Work to do: Restate the whole of the material. Keep every word, and drop the pictures.

----- Information given

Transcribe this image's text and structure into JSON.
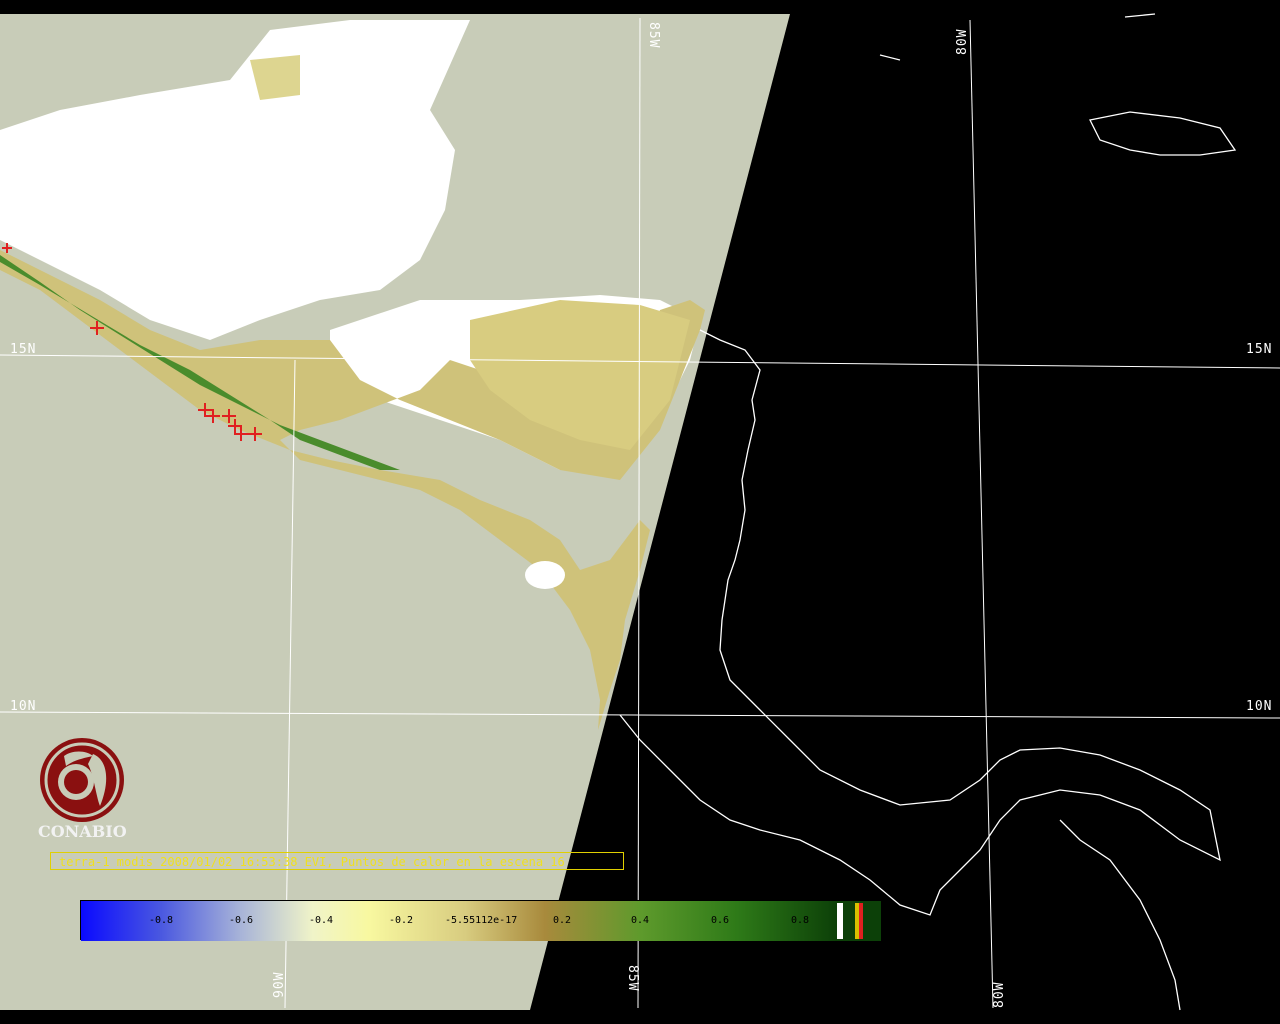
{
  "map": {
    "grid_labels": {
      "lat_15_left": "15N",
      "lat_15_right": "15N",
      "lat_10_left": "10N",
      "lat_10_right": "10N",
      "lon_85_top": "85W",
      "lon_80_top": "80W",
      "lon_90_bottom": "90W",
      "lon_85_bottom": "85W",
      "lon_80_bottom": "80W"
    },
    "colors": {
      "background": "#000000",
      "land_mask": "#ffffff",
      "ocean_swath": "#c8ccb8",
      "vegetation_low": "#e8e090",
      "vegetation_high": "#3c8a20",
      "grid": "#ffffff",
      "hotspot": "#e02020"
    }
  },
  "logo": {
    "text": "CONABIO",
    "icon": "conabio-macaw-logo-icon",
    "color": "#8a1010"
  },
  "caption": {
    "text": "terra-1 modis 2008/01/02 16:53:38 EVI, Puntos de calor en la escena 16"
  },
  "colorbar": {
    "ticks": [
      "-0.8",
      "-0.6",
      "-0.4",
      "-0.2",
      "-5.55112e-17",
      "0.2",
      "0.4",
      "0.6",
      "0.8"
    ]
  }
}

----------

Correct response:
Transcribe this image's text and structure into JSON.
{
  "map": {
    "grid_labels": {
      "lat_15_left": "15N",
      "lat_15_right": "15N",
      "lat_10_left": "10N",
      "lat_10_right": "10N",
      "lon_85_top": "85W",
      "lon_80_top": "80W",
      "lon_90_bottom": "90W",
      "lon_85_bottom": "85W",
      "lon_80_bottom": "80W"
    },
    "colors": {
      "background": "#000000",
      "land_mask": "#ffffff",
      "ocean_swath": "#c8ccb8",
      "vegetation_low": "#e8e090",
      "vegetation_high": "#3c8a20",
      "grid": "#ffffff",
      "hotspot": "#e02020"
    }
  },
  "logo": {
    "text": "CONABIO",
    "icon": "conabio-macaw-logo-icon",
    "color": "#8a1010"
  },
  "caption": {
    "text": "terra-1 modis 2008/01/02 16:53:38 EVI, Puntos de calor en la escena 16"
  },
  "colorbar": {
    "ticks": [
      "-0.8",
      "-0.6",
      "-0.4",
      "-0.2",
      "-5.55112e-17",
      "0.2",
      "0.4",
      "0.6",
      "0.8"
    ]
  }
}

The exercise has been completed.